**Stated exercise**
Every entry must be given again exactly.

**Input data**
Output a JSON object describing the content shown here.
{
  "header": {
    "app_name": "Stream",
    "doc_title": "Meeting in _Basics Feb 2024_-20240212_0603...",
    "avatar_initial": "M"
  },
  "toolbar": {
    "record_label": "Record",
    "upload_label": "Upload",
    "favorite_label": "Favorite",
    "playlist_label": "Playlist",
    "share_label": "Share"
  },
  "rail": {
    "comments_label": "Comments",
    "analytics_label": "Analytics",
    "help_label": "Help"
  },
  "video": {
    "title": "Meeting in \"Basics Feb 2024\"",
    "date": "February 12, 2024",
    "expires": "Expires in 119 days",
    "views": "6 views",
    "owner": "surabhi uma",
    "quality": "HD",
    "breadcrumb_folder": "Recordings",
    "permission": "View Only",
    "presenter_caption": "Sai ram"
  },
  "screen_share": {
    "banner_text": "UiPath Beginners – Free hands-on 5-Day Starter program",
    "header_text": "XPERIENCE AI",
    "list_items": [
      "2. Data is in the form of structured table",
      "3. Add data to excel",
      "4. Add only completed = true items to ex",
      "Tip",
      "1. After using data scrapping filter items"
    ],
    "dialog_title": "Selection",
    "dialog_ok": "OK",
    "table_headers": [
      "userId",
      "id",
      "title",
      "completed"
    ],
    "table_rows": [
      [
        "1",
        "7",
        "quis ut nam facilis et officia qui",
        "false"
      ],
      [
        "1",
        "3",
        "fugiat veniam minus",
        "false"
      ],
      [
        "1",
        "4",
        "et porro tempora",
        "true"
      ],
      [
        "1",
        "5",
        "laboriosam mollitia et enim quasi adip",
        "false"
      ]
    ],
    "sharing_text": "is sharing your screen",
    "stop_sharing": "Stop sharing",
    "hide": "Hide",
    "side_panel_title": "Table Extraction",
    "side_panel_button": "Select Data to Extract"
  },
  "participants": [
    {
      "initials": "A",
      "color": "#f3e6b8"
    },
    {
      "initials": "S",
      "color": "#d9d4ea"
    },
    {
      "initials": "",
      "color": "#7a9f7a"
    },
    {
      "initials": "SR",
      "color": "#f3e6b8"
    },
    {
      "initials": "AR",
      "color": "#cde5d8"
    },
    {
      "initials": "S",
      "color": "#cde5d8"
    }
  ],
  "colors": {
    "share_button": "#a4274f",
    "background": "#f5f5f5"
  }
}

**Answer for this exercise**
Output a JSON object describing the content shown here.
{
  "header": {
    "app_name": "Stream",
    "doc_title": "Meeting in _Basics Feb 2024_-20240212_0603...",
    "avatar_initial": "M"
  },
  "toolbar": {
    "record_label": "Record",
    "upload_label": "Upload",
    "favorite_label": "Favorite",
    "playlist_label": "Playlist",
    "share_label": "Share"
  },
  "rail": {
    "comments_label": "Comments",
    "analytics_label": "Analytics",
    "help_label": "Help"
  },
  "video": {
    "title": "Meeting in \"Basics Feb 2024\"",
    "date": "February 12, 2024",
    "expires": "Expires in 119 days",
    "views": "6 views",
    "owner": "surabhi uma",
    "quality": "HD",
    "breadcrumb_folder": "Recordings",
    "permission": "View Only",
    "presenter_caption": "Sai ram"
  },
  "screen_share": {
    "banner_text": "UiPath Beginners – Free hands-on 5-Day Starter program",
    "header_text": "XPERIENCE AI",
    "list_items": [
      "2. Data is in the form of structured table",
      "3. Add data to excel",
      "4. Add only completed = true items to ex",
      "Tip",
      "1. After using data scrapping filter items"
    ],
    "dialog_title": "Selection",
    "dialog_ok": "OK",
    "table_headers": [
      "userId",
      "id",
      "title",
      "completed"
    ],
    "table_rows": [
      [
        "1",
        "7",
        "quis ut nam facilis et officia qui",
        "false"
      ],
      [
        "1",
        "3",
        "fugiat veniam minus",
        "false"
      ],
      [
        "1",
        "4",
        "et porro tempora",
        "true"
      ],
      [
        "1",
        "5",
        "laboriosam mollitia et enim quasi adip",
        "false"
      ]
    ],
    "sharing_text": "is sharing your screen",
    "stop_sharing": "Stop sharing",
    "hide": "Hide",
    "side_panel_title": "Table Extraction",
    "side_panel_button": "Select Data to Extract"
  },
  "participants": [
    {
      "initials": "A",
      "color": "#f3e6b8"
    },
    {
      "initials": "S",
      "color": "#d9d4ea"
    },
    {
      "initials": "",
      "color": "#7a9f7a"
    },
    {
      "initials": "SR",
      "color": "#f3e6b8"
    },
    {
      "initials": "AR",
      "color": "#cde5d8"
    },
    {
      "initials": "S",
      "color": "#cde5d8"
    }
  ],
  "colors": {
    "share_button": "#a4274f",
    "background": "#f5f5f5"
  }
}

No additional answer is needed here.